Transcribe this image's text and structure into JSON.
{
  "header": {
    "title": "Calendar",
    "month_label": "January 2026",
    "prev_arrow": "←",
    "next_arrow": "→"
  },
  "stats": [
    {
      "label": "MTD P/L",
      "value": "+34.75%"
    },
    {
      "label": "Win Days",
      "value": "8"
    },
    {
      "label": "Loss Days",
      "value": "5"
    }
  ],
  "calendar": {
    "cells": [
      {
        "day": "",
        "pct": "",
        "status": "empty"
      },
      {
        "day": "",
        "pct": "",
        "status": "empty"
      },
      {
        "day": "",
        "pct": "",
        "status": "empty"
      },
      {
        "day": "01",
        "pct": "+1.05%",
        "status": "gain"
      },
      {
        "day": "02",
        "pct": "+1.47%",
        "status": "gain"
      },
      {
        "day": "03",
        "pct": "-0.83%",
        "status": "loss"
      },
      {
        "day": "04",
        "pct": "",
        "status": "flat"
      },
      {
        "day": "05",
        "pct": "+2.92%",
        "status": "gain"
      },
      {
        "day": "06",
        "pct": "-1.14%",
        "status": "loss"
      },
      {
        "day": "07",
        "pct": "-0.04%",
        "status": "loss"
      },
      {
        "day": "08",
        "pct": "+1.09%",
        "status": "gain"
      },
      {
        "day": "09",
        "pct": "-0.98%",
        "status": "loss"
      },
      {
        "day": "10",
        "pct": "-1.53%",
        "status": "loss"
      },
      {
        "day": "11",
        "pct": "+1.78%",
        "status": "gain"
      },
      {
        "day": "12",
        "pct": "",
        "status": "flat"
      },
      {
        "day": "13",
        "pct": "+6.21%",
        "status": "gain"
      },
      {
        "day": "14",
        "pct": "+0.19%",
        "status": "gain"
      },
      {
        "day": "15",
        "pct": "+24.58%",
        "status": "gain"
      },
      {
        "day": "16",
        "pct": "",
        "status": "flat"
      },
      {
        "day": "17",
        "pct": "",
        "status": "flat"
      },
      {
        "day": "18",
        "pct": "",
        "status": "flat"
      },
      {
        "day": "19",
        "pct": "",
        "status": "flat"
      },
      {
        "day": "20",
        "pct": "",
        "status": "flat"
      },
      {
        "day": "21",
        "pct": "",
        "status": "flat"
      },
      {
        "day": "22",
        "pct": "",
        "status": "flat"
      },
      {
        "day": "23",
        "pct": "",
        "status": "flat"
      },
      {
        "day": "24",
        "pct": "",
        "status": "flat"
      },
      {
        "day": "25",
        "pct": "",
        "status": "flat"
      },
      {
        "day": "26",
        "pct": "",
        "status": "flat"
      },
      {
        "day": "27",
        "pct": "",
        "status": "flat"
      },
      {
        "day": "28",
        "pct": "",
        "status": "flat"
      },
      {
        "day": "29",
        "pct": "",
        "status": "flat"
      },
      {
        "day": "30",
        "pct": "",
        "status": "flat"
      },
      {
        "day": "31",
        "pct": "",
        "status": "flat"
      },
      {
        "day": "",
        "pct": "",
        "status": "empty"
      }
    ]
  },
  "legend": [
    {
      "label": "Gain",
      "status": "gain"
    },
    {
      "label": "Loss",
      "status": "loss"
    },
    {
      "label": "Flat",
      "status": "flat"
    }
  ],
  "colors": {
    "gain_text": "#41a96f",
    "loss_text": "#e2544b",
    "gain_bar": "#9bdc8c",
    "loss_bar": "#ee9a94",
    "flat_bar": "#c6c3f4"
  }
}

• • • •

# EXERCISE DESCRIPTION:
Print the listing above in full, exactly as it is.

# EXPECTED ANSWER:
Transcribe this image's text and structure into JSON.
{
  "header": {
    "title": "Calendar",
    "month_label": "January 2026",
    "prev_arrow": "←",
    "next_arrow": "→"
  },
  "stats": [
    {
      "label": "MTD P/L",
      "value": "+34.75%"
    },
    {
      "label": "Win Days",
      "value": "8"
    },
    {
      "label": "Loss Days",
      "value": "5"
    }
  ],
  "calendar": {
    "cells": [
      {
        "day": "",
        "pct": "",
        "status": "empty"
      },
      {
        "day": "",
        "pct": "",
        "status": "empty"
      },
      {
        "day": "",
        "pct": "",
        "status": "empty"
      },
      {
        "day": "01",
        "pct": "+1.05%",
        "status": "gain"
      },
      {
        "day": "02",
        "pct": "+1.47%",
        "status": "gain"
      },
      {
        "day": "03",
        "pct": "-0.83%",
        "status": "loss"
      },
      {
        "day": "04",
        "pct": "",
        "status": "flat"
      },
      {
        "day": "05",
        "pct": "+2.92%",
        "status": "gain"
      },
      {
        "day": "06",
        "pct": "-1.14%",
        "status": "loss"
      },
      {
        "day": "07",
        "pct": "-0.04%",
        "status": "loss"
      },
      {
        "day": "08",
        "pct": "+1.09%",
        "status": "gain"
      },
      {
        "day": "09",
        "pct": "-0.98%",
        "status": "loss"
      },
      {
        "day": "10",
        "pct": "-1.53%",
        "status": "loss"
      },
      {
        "day": "11",
        "pct": "+1.78%",
        "status": "gain"
      },
      {
        "day": "12",
        "pct": "",
        "status": "flat"
      },
      {
        "day": "13",
        "pct": "+6.21%",
        "status": "gain"
      },
      {
        "day": "14",
        "pct": "+0.19%",
        "status": "gain"
      },
      {
        "day": "15",
        "pct": "+24.58%",
        "status": "gain"
      },
      {
        "day": "16",
        "pct": "",
        "status": "flat"
      },
      {
        "day": "17",
        "pct": "",
        "status": "flat"
      },
      {
        "day": "18",
        "pct": "",
        "status": "flat"
      },
      {
        "day": "19",
        "pct": "",
        "status": "flat"
      },
      {
        "day": "20",
        "pct": "",
        "status": "flat"
      },
      {
        "day": "21",
        "pct": "",
        "status": "flat"
      },
      {
        "day": "22",
        "pct": "",
        "status": "flat"
      },
      {
        "day": "23",
        "pct": "",
        "status": "flat"
      },
      {
        "day": "24",
        "pct": "",
        "status": "flat"
      },
      {
        "day": "25",
        "pct": "",
        "status": "flat"
      },
      {
        "day": "26",
        "pct": "",
        "status": "flat"
      },
      {
        "day": "27",
        "pct": "",
        "status": "flat"
      },
      {
        "day": "28",
        "pct": "",
        "status": "flat"
      },
      {
        "day": "29",
        "pct": "",
        "status": "flat"
      },
      {
        "day": "30",
        "pct": "",
        "status": "flat"
      },
      {
        "day": "31",
        "pct": "",
        "status": "flat"
      },
      {
        "day": "",
        "pct": "",
        "status": "empty"
      }
    ]
  },
  "legend": [
    {
      "label": "Gain",
      "status": "gain"
    },
    {
      "label": "Loss",
      "status": "loss"
    },
    {
      "label": "Flat",
      "status": "flat"
    }
  ],
  "colors": {
    "gain_text": "#41a96f",
    "loss_text": "#e2544b",
    "gain_bar": "#9bdc8c",
    "loss_bar": "#ee9a94",
    "flat_bar": "#c6c3f4"
  }
}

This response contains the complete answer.